┌─ Extracted entries
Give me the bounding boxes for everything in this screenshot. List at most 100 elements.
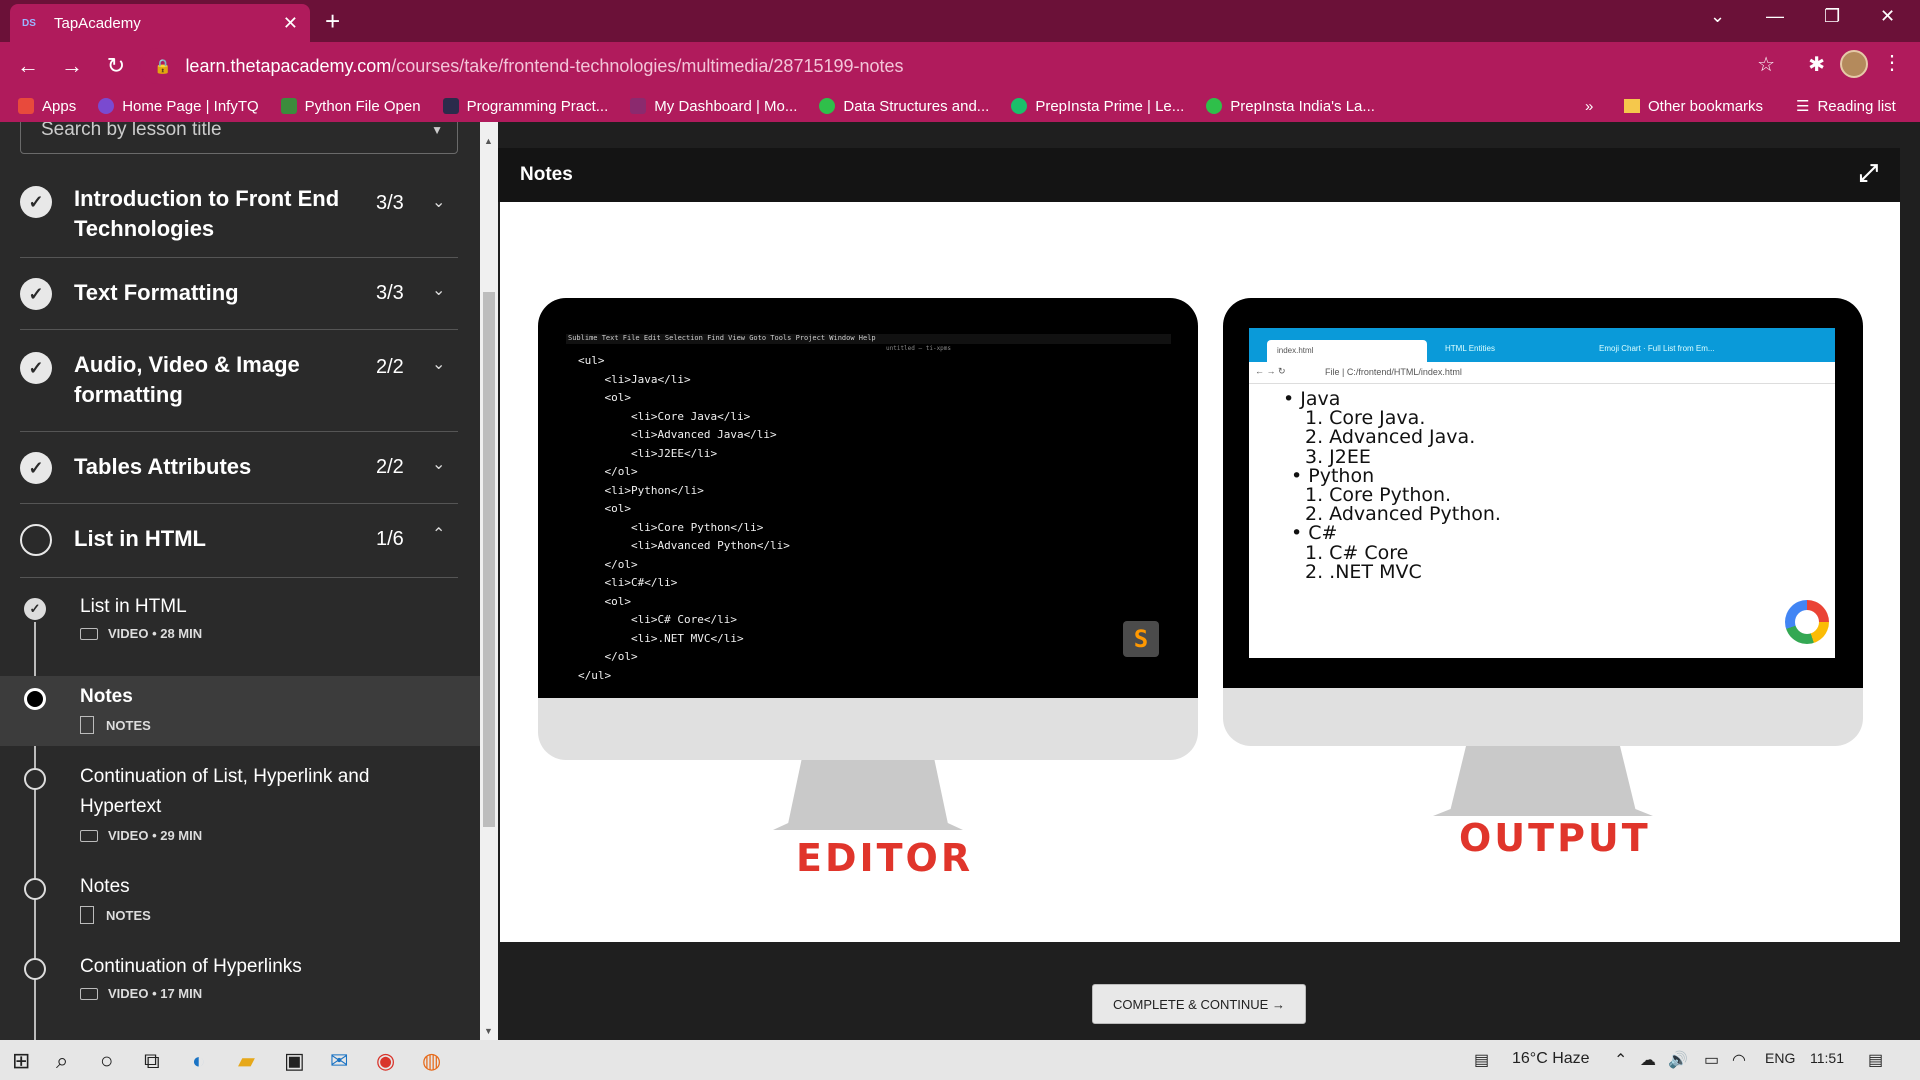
lesson-meta: NOTES [80,716,151,734]
minimize-button[interactable]: — [1766,6,1784,27]
w3schools-icon [280,98,297,114]
fullscreen-expand-icon[interactable]: ⤢ [1859,160,1878,188]
section-text-formatting[interactable]: ✓ Text Formatting 3/3 ⌄ [20,258,458,330]
back-icon[interactable]: ← [6,53,50,79]
lock-icon[interactable]: 🔒 [154,58,171,75]
lesson-continuation-hyperlinks[interactable]: Continuation of Hyperlinks VIDEO • 17 MI… [0,946,480,1012]
output-monitor: index.html HTML Entities Emoji Chart · F… [1223,298,1863,860]
chevron-down-icon[interactable]: ⌄ [432,454,445,474]
notifications-icon[interactable]: ▤ [1868,1050,1883,1070]
onedrive-icon[interactable]: ☁ [1640,1050,1656,1070]
bookmark-prepinsta-prime[interactable]: PrepInsta Prime | Le... [1011,98,1184,115]
notes-title: Notes [520,164,573,185]
extensions-puzzle-icon[interactable]: ✱ [1808,52,1825,77]
more-bookmarks-button[interactable]: » [1585,90,1593,122]
lesson-notes[interactable]: Notes NOTES [0,866,480,932]
edge-icon[interactable]: ◐ [192,1048,205,1074]
url-bar[interactable]: 🔒 learn.thetapacademy.com/courses/take/f… [140,48,1780,84]
video-icon [80,627,98,640]
close-tab-icon[interactable]: ✕ [283,13,298,34]
notes-icon [80,716,94,734]
chrome-icon[interactable]: ◉ [376,1048,395,1074]
editor-label: EDITOR [796,836,974,880]
search-icon[interactable]: ⌕ [56,1048,68,1074]
section-tables-attributes[interactable]: ✓ Tables Attributes 2/2 ⌄ [20,432,458,504]
lesson-list-in-html[interactable]: ✓ List in HTML VIDEO • 28 MIN [0,584,480,652]
bookmark-infytq[interactable]: Home Page | InfyTQ [98,98,259,115]
monitor-stand [773,760,963,830]
task-view-icon[interactable]: ⧉ [144,1048,160,1074]
lesson-search-input[interactable]: Search by lesson title ▼ [20,122,458,154]
reading-list-button[interactable]: ☰ Reading list [1796,90,1896,122]
tray-chevron-up-icon[interactable]: ⌃ [1614,1050,1627,1070]
firefox-icon[interactable]: ◍ [422,1048,441,1074]
notes-image: Sublime Text File Edit Selection Find Vi… [500,202,1900,942]
scroll-up-arrow-icon[interactable]: ▲ [484,136,493,146]
new-tab-button[interactable]: + [325,6,340,37]
weather-icon[interactable]: ▤ [1474,1050,1489,1070]
weather-text[interactable]: 16°C Haze [1512,1050,1590,1068]
section-title: List in HTML [74,526,206,551]
clock[interactable]: 11:51 [1810,1050,1844,1066]
section-audio-video-image[interactable]: ✓ Audio, Video & Image formatting 2/2 ⌄ [20,330,458,432]
complete-continue-button[interactable]: COMPLETE & CONTINUE → [1092,984,1306,1024]
section-list-in-html[interactable]: List in HTML 1/6 ⌃ [20,504,458,578]
sidebar-scrollbar[interactable]: ▲ ▼ [480,122,498,1040]
video-icon [80,829,98,842]
chevron-down-icon[interactable]: ⌄ [432,280,445,300]
mail-icon[interactable]: ✉ [330,1048,348,1074]
chevron-down-icon[interactable]: ⌄ [432,354,445,374]
other-bookmarks-folder[interactable]: Other bookmarks [1624,90,1763,122]
cortana-circle-icon[interactable]: ○ [100,1048,113,1074]
current-lesson-indicator [24,688,46,710]
lesson-meta: VIDEO • 29 MIN [80,828,202,843]
code-line: <li>C#</li> [578,576,678,589]
browser-tab-strip: DS TapAcademy ✕ + ⌄ — ❐ ✕ [0,0,1920,42]
file-explorer-icon[interactable]: ▰ [238,1048,255,1074]
section-progress: 2/2 [376,456,404,478]
volume-icon[interactable]: 🔊 [1668,1050,1688,1070]
lesson-meta: VIDEO • 28 MIN [80,626,202,641]
lesson-continuation-list[interactable]: Continuation of List, Hyperlink and Hype… [0,756,480,860]
editor-menubar: Sublime Text File Edit Selection Find Vi… [566,334,1171,344]
reload-icon[interactable]: ↻ [94,53,138,79]
tab-search-chevron-icon[interactable]: ⌄ [1710,6,1725,27]
forward-icon[interactable]: → [50,53,94,79]
bookmark-data-structures[interactable]: Data Structures and... [819,98,989,115]
section-title: Text Formatting [74,280,239,305]
bookmarks-bar: Apps Home Page | InfyTQ Python File Open… [0,90,1920,122]
chevron-up-icon[interactable]: ⌃ [432,524,445,544]
section-introduction[interactable]: ✓ Introduction to Front End Technologies… [20,162,458,258]
bookmark-star-icon[interactable]: ☆ [1757,52,1775,77]
close-window-button[interactable]: ✕ [1880,6,1895,27]
lesson-notes-active[interactable]: Notes NOTES [0,676,480,746]
code-editor: Sublime Text File Edit Selection Find Vi… [566,334,1171,682]
wifi-icon[interactable]: ◠ [1732,1050,1746,1070]
google-chrome-logo-icon [1785,600,1829,644]
profile-avatar[interactable] [1840,50,1868,78]
chevron-down-icon[interactable]: ⌄ [432,192,445,212]
store-icon[interactable]: ▣ [284,1048,305,1074]
browser-tab[interactable]: DS TapAcademy ✕ [10,4,310,42]
windows-start-icon[interactable]: ⊞ [12,1048,30,1074]
lesson-title: Continuation of List, Hyperlink and Hype… [80,766,370,817]
bookmark-my-dashboard[interactable]: My Dashboard | Mo... [630,98,797,115]
restore-button[interactable]: ❐ [1824,6,1840,27]
output-label: OUTPUT [1459,816,1651,860]
dashboard-icon [630,98,647,114]
code-line: <ol> [578,502,631,515]
battery-icon[interactable]: ▭ [1704,1050,1719,1070]
bookmark-prepinsta-india[interactable]: PrepInsta India's La... [1206,98,1375,115]
progress-circle-icon [24,768,46,790]
scrollbar-thumb[interactable] [483,292,495,827]
language-indicator[interactable]: ENG [1765,1050,1795,1066]
bookmark-programming-practice[interactable]: Programming Pract... [442,98,608,115]
monitor-stand [1433,746,1653,816]
bookmark-python-file-open[interactable]: Python File Open [280,98,421,115]
code-line: <li>Core Python</li> [578,520,764,534]
scroll-down-arrow-icon[interactable]: ▼ [484,1026,493,1036]
lesson-title: Continuation of Hyperlinks [80,956,302,977]
code-line: <li>Core Java</li> [578,409,751,423]
browser-menu-icon[interactable]: ⋮ [1882,50,1902,75]
bookmark-apps[interactable]: Apps [18,98,76,115]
└─
(Instructions for the task) Please filter the records above and copy every line that holds the word "Page".

(The reply)
bookmark-infytq[interactable]: Home Page | InfyTQ [98,98,259,115]
bookmarks-bar: Apps Home Page | InfyTQ Python File Open… [0,90,1920,122]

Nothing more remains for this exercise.